> Problem description
Copy every one of the records below line for line, without any changes, and leave out the pictures.

> Data for the task
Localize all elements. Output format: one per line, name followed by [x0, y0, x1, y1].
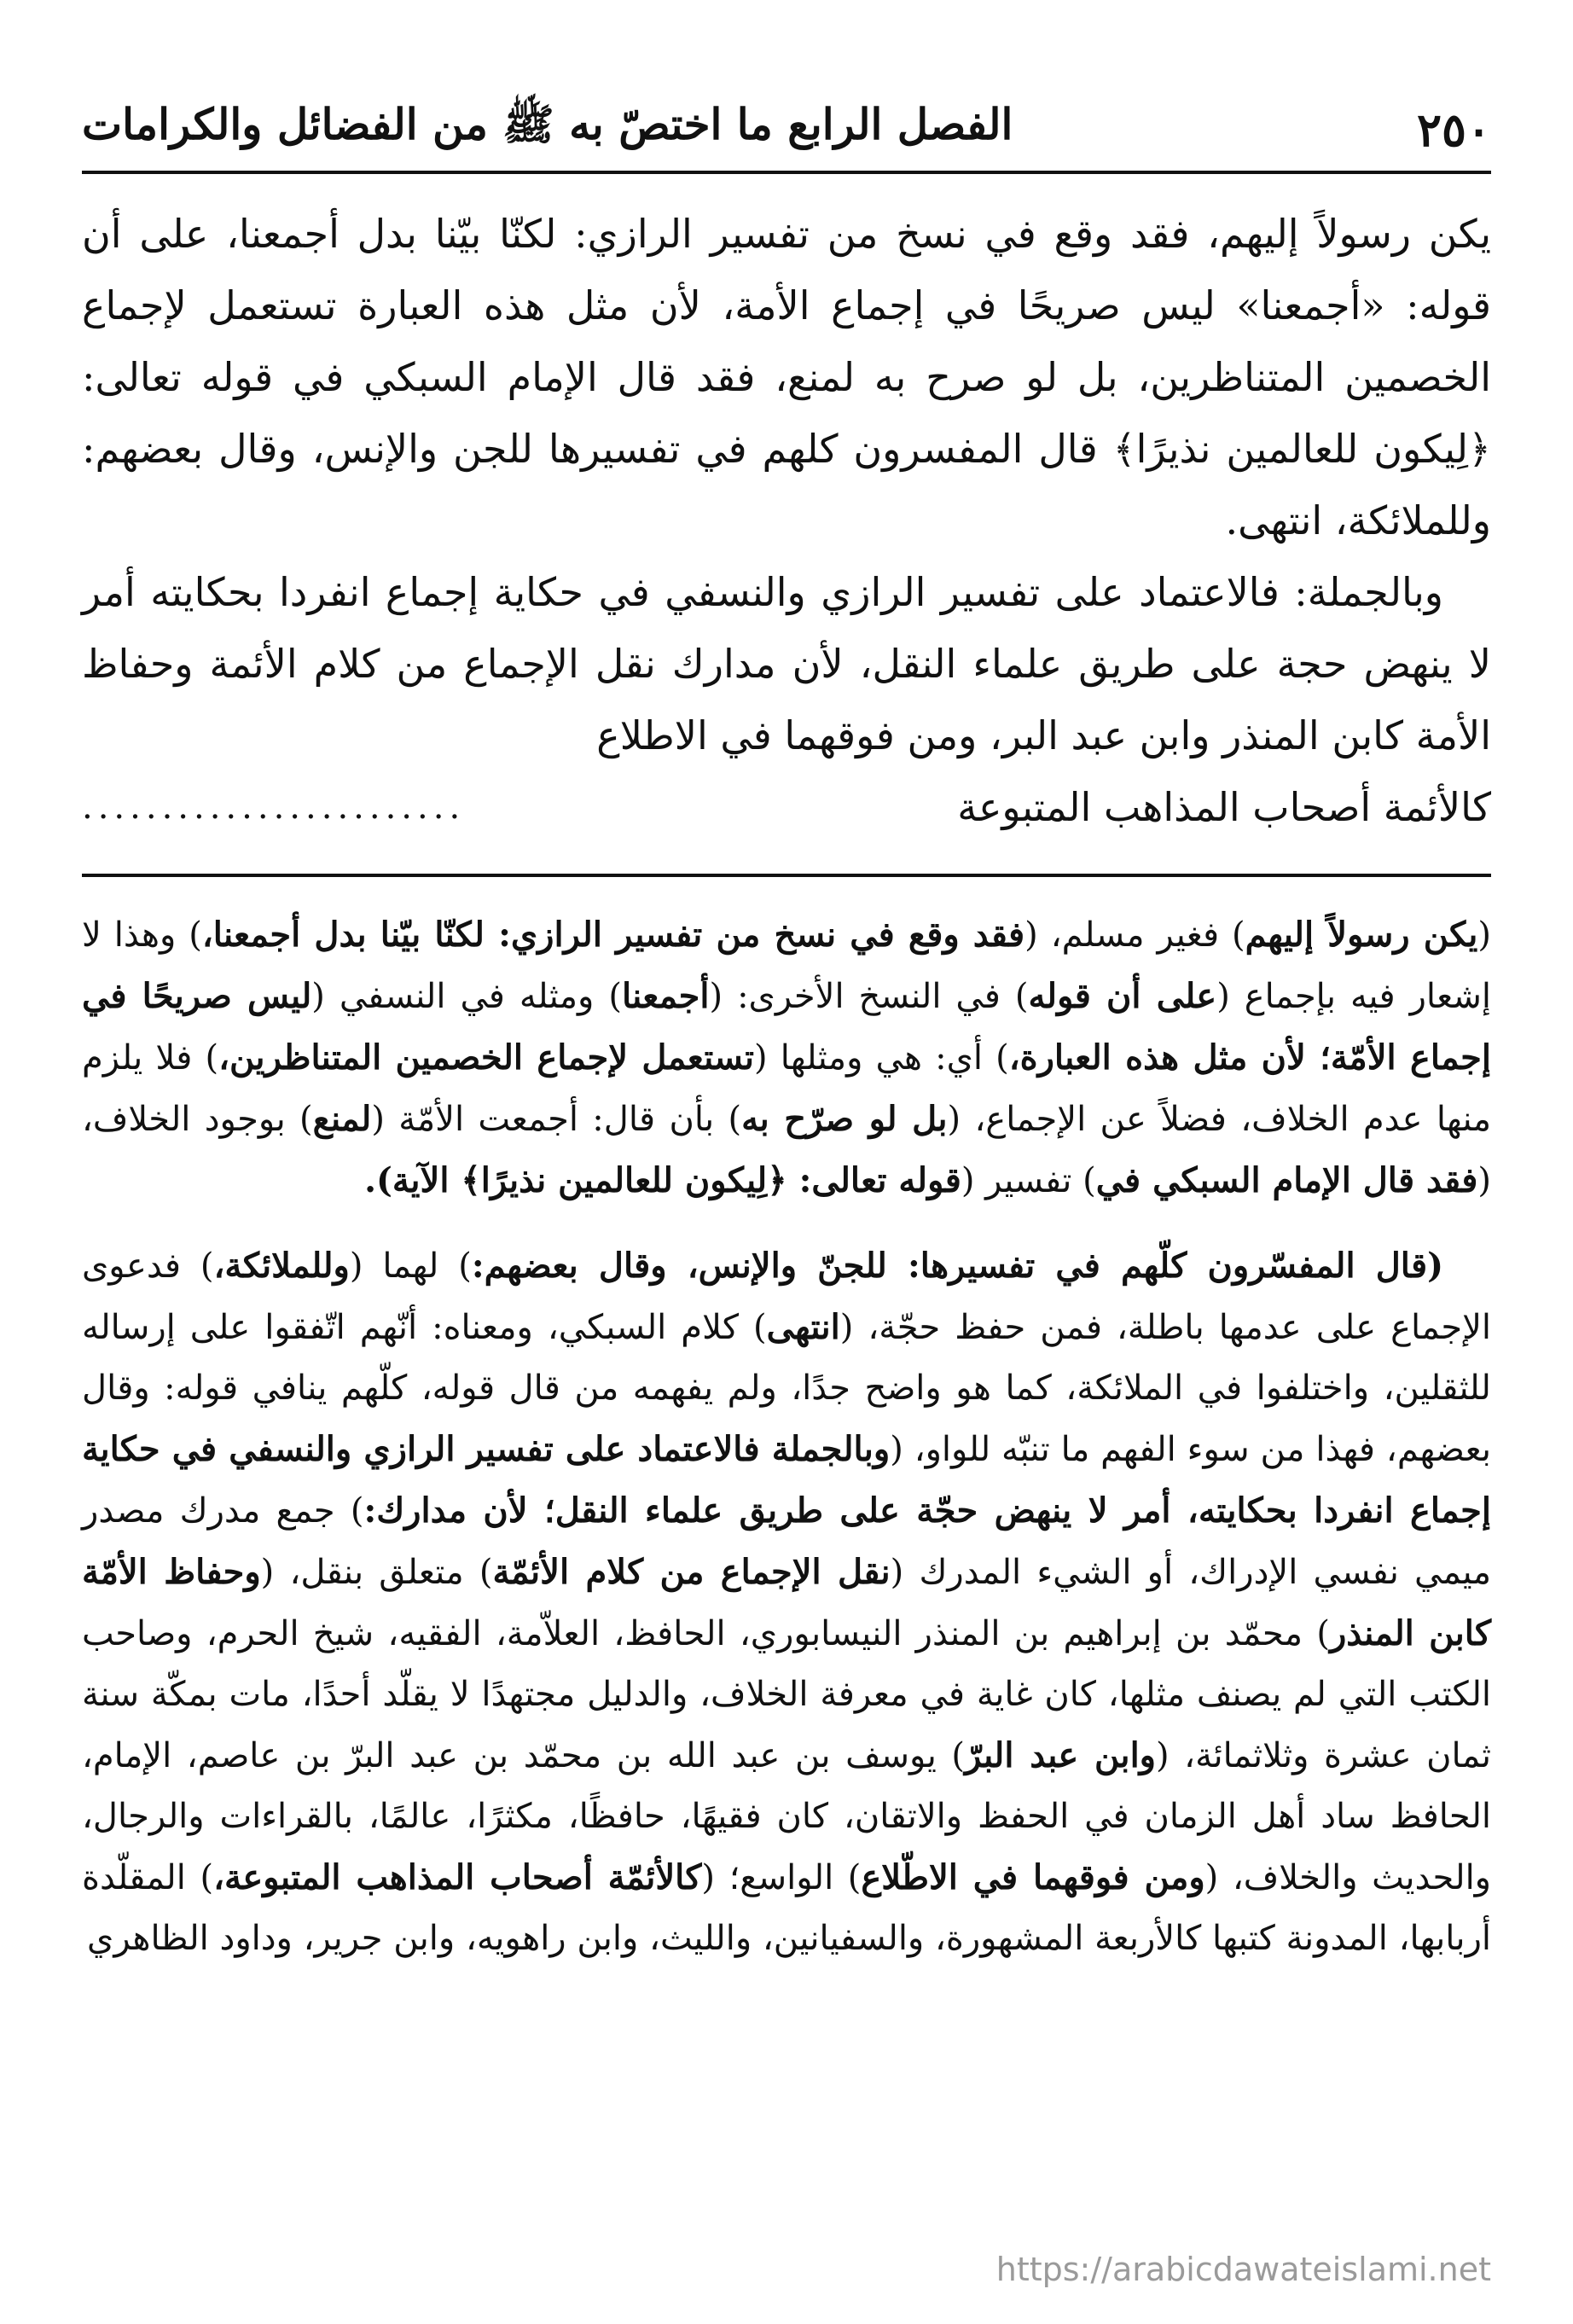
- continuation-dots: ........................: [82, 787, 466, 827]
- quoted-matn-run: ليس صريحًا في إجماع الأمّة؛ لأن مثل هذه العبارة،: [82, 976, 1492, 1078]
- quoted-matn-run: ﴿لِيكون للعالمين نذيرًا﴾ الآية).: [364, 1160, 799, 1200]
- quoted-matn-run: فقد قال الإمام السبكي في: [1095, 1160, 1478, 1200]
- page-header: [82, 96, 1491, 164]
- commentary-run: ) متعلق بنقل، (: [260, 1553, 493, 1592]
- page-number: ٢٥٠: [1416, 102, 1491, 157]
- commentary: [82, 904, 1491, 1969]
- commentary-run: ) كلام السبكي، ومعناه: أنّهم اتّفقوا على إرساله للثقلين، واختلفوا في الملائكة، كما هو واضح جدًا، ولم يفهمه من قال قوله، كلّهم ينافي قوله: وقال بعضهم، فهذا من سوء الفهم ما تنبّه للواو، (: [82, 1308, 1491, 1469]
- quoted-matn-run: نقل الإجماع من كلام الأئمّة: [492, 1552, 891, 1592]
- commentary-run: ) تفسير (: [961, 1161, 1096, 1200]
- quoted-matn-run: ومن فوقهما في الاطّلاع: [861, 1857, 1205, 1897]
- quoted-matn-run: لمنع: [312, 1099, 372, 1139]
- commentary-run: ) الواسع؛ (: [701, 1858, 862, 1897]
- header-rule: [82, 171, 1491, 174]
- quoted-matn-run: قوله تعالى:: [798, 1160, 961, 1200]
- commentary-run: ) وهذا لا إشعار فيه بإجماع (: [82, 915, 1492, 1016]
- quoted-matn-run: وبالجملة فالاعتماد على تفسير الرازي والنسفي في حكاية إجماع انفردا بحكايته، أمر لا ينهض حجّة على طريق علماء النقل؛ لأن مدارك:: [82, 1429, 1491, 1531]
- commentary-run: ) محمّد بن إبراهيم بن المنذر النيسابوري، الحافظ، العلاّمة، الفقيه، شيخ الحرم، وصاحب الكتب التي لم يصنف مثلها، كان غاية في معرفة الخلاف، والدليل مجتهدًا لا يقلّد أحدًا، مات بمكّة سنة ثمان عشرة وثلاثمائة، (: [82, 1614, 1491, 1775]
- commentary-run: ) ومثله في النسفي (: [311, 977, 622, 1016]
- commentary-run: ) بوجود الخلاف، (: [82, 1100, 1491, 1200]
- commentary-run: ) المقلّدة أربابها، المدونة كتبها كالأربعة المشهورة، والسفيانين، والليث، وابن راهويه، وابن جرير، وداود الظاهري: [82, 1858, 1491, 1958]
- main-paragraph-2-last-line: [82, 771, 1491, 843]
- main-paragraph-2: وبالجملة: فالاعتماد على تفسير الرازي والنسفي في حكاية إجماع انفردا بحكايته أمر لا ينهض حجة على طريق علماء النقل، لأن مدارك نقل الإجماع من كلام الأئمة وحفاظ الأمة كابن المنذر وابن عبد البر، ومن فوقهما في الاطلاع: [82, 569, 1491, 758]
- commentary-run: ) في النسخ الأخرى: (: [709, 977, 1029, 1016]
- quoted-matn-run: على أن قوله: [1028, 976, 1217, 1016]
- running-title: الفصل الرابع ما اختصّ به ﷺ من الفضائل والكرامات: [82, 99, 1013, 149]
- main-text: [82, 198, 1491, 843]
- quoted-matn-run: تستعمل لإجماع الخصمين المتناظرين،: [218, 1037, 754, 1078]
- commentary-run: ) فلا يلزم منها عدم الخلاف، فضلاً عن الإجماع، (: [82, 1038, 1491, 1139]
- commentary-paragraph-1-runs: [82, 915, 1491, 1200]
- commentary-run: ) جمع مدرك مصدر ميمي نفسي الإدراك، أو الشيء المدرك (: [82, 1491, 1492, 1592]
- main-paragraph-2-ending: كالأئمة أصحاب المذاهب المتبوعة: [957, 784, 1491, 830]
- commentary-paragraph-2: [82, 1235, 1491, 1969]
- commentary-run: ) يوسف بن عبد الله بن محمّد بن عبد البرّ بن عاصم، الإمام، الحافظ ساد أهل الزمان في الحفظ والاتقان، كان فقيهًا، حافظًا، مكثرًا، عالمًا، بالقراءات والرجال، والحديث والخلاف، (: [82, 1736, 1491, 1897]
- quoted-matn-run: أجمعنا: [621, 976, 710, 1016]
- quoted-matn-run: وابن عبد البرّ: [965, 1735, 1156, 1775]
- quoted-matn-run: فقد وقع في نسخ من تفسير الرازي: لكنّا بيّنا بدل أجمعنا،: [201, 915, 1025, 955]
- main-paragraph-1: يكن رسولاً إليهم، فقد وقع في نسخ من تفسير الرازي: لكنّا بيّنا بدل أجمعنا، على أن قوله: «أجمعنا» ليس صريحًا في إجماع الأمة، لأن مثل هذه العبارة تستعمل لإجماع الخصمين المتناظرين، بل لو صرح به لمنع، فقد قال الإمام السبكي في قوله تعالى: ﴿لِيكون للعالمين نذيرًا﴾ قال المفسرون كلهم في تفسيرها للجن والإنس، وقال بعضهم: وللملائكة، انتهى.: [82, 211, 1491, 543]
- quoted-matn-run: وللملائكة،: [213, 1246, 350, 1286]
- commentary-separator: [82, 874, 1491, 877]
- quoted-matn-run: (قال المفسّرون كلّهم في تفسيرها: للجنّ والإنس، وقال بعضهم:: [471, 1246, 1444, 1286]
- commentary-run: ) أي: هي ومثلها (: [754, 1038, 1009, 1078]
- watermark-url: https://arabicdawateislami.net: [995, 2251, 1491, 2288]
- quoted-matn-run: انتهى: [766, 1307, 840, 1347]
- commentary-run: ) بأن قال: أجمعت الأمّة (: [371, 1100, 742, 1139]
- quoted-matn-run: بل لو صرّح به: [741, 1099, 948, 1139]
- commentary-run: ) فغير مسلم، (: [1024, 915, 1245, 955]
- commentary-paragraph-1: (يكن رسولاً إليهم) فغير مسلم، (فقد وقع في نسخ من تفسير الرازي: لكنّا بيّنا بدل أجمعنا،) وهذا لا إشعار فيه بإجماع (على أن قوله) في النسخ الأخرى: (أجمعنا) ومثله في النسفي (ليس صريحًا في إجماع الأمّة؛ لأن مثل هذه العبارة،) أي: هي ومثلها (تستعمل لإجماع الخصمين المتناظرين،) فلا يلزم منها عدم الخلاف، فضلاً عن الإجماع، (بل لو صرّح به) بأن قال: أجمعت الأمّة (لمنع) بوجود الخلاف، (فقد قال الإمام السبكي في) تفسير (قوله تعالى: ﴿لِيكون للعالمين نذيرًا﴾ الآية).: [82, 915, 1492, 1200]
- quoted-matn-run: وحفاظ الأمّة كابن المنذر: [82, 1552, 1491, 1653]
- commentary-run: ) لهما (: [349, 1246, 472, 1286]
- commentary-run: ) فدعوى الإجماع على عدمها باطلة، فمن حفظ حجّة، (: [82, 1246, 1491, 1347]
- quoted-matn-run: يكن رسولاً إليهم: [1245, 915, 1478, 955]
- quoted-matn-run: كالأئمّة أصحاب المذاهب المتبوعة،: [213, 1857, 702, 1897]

> Exercise output
Localize all elements. Output format: one per line, name followed by [x0, y0, x1, y1].
- continuation-dots: ........................: [82, 787, 466, 827]
- quoted-matn-run: ليس صريحًا في إجماع الأمّة؛ لأن مثل هذه العبارة،: [82, 976, 1492, 1078]
- quoted-matn-run: ﴿لِيكون للعالمين نذيرًا﴾ الآية).: [364, 1160, 799, 1200]
- quoted-matn-run: فقد قال الإمام السبكي في: [1095, 1160, 1478, 1200]
- page-header: [82, 96, 1491, 164]
- commentary-run: ) متعلق بنقل، (: [260, 1553, 493, 1592]
- page-number: ٢٥٠: [1416, 102, 1491, 157]
- commentary: [82, 904, 1491, 1969]
- commentary-run: ) كلام السبكي، ومعناه: أنّهم اتّفقوا على إرساله للثقلين، واختلفوا في الملائكة، كما هو واضح جدًا، ولم يفهمه من قال قوله، كلّهم ينافي قوله: وقال بعضهم، فهذا من سوء الفهم ما تنبّه للواو، (: [82, 1308, 1491, 1469]
- quoted-matn-run: نقل الإجماع من كلام الأئمّة: [492, 1552, 891, 1592]
- commentary-run: ) تفسير (: [961, 1161, 1096, 1200]
- quoted-matn-run: ومن فوقهما في الاطّلاع: [861, 1857, 1205, 1897]
- quoted-matn-run: لمنع: [312, 1099, 372, 1139]
- commentary-run: ) الواسع؛ (: [701, 1858, 862, 1897]
- header-rule: [82, 171, 1491, 174]
- quoted-matn-run: قوله تعالى:: [798, 1160, 961, 1200]
- commentary-run: ) وهذا لا إشعار فيه بإجماع (: [82, 915, 1492, 1016]
- quoted-matn-run: وبالجملة فالاعتماد على تفسير الرازي والنسفي في حكاية إجماع انفردا بحكايته، أمر لا ينهض حجّة على طريق علماء النقل؛ لأن مدارك:: [82, 1429, 1491, 1531]
- commentary-run: ) محمّد بن إبراهيم بن المنذر النيسابوري، الحافظ، العلاّمة، الفقيه، شيخ الحرم، وصاحب الكتب التي لم يصنف مثلها، كان غاية في معرفة الخلاف، والدليل مجتهدًا لا يقلّد أحدًا، مات بمكّة سنة ثمان عشرة وثلاثمائة، (: [82, 1614, 1491, 1775]
- commentary-run: ) ومثله في النسفي (: [311, 977, 622, 1016]
- commentary-run: ) بوجود الخلاف، (: [82, 1100, 1491, 1200]
- commentary-run: ) المقلّدة أربابها، المدونة كتبها كالأربعة المشهورة، والسفيانين، والليث، وابن راهويه، وابن جرير، وداود الظاهري: [82, 1858, 1491, 1958]
- main-paragraph-2-last-line: [82, 771, 1491, 843]
- main-paragraph-2: وبالجملة: فالاعتماد على تفسير الرازي والنسفي في حكاية إجماع انفردا بحكايته أمر لا ينهض حجة على طريق علماء النقل، لأن مدارك نقل الإجماع من كلام الأئمة وحفاظ الأمة كابن المنذر وابن عبد البر، ومن فوقهما في الاطلاع: [82, 569, 1491, 758]
- commentary-run: ) في النسخ الأخرى: (: [709, 977, 1029, 1016]
- quoted-matn-run: على أن قوله: [1028, 976, 1217, 1016]
- running-title: الفصل الرابع ما اختصّ به ﷺ من الفضائل والكرامات: [82, 99, 1013, 149]
- main-text: [82, 198, 1491, 843]
- quoted-matn-run: تستعمل لإجماع الخصمين المتناظرين،: [218, 1037, 754, 1078]
- commentary-run: ) فلا يلزم منها عدم الخلاف، فضلاً عن الإجماع، (: [82, 1038, 1491, 1139]
- commentary-paragraph-1-runs: [82, 915, 1491, 1200]
- commentary-run: ) جمع مدرك مصدر ميمي نفسي الإدراك، أو الشيء المدرك (: [82, 1491, 1492, 1592]
- main-paragraph-2-ending: كالأئمة أصحاب المذاهب المتبوعة: [957, 784, 1491, 830]
- commentary-paragraph-2: [82, 1235, 1491, 1969]
- commentary-run: ) يوسف بن عبد الله بن محمّد بن عبد البرّ بن عاصم، الإمام، الحافظ ساد أهل الزمان في الحفظ والاتقان، كان فقيهًا، حافظًا، مكثرًا، عالمًا، بالقراءات والرجال، والحديث والخلاف، (: [82, 1736, 1491, 1897]
- quoted-matn-run: أجمعنا: [621, 976, 710, 1016]
- quoted-matn-run: وابن عبد البرّ: [965, 1735, 1156, 1775]
- quoted-matn-run: فقد وقع في نسخ من تفسير الرازي: لكنّا بيّنا بدل أجمعنا،: [201, 915, 1025, 955]
- main-paragraph-1: يكن رسولاً إليهم، فقد وقع في نسخ من تفسير الرازي: لكنّا بيّنا بدل أجمعنا، على أن قوله: «أجمعنا» ليس صريحًا في إجماع الأمة، لأن مثل هذه العبارة تستعمل لإجماع الخصمين المتناظرين، بل لو صرح به لمنع، فقد قال الإمام السبكي في قوله تعالى: ﴿لِيكون للعالمين نذيرًا﴾ قال المفسرون كلهم في تفسيرها للجن والإنس، وقال بعضهم: وللملائكة، انتهى.: [82, 211, 1491, 543]
- quoted-matn-run: وللملائكة،: [213, 1246, 350, 1286]
- commentary-separator: [82, 874, 1491, 877]
- quoted-matn-run: (قال المفسّرون كلّهم في تفسيرها: للجنّ والإنس، وقال بعضهم:: [471, 1246, 1444, 1286]
- commentary-run: ) أي: هي ومثلها (: [754, 1038, 1009, 1078]
- watermark-url: https://arabicdawateislami.net: [995, 2251, 1491, 2288]
- quoted-matn-run: انتهى: [766, 1307, 840, 1347]
- commentary-run: ) بأن قال: أجمعت الأمّة (: [371, 1100, 742, 1139]
- quoted-matn-run: بل لو صرّح به: [741, 1099, 948, 1139]
- commentary-run: ) فغير مسلم، (: [1024, 915, 1245, 955]
- commentary-paragraph-1: (يكن رسولاً إليهم) فغير مسلم، (فقد وقع في نسخ من تفسير الرازي: لكنّا بيّنا بدل أجمعنا،) وهذا لا إشعار فيه بإجماع (على أن قوله) في النسخ الأخرى: (أجمعنا) ومثله في النسفي (ليس صريحًا في إجماع الأمّة؛ لأن مثل هذه العبارة،) أي: هي ومثلها (تستعمل لإجماع الخصمين المتناظرين،) فلا يلزم منها عدم الخلاف، فضلاً عن الإجماع، (بل لو صرّح به) بأن قال: أجمعت الأمّة (لمنع) بوجود الخلاف، (فقد قال الإمام السبكي في) تفسير (قوله تعالى: ﴿لِيكون للعالمين نذيرًا﴾ الآية).: [82, 915, 1492, 1200]
- quoted-matn-run: وحفاظ الأمّة كابن المنذر: [82, 1552, 1491, 1653]
- commentary-run: ) لهما (: [349, 1246, 472, 1286]
- commentary-run: ) فدعوى الإجماع على عدمها باطلة، فمن حفظ حجّة، (: [82, 1246, 1491, 1347]
- quoted-matn-run: يكن رسولاً إليهم: [1245, 915, 1478, 955]
- quoted-matn-run: كالأئمّة أصحاب المذاهب المتبوعة،: [213, 1857, 702, 1897]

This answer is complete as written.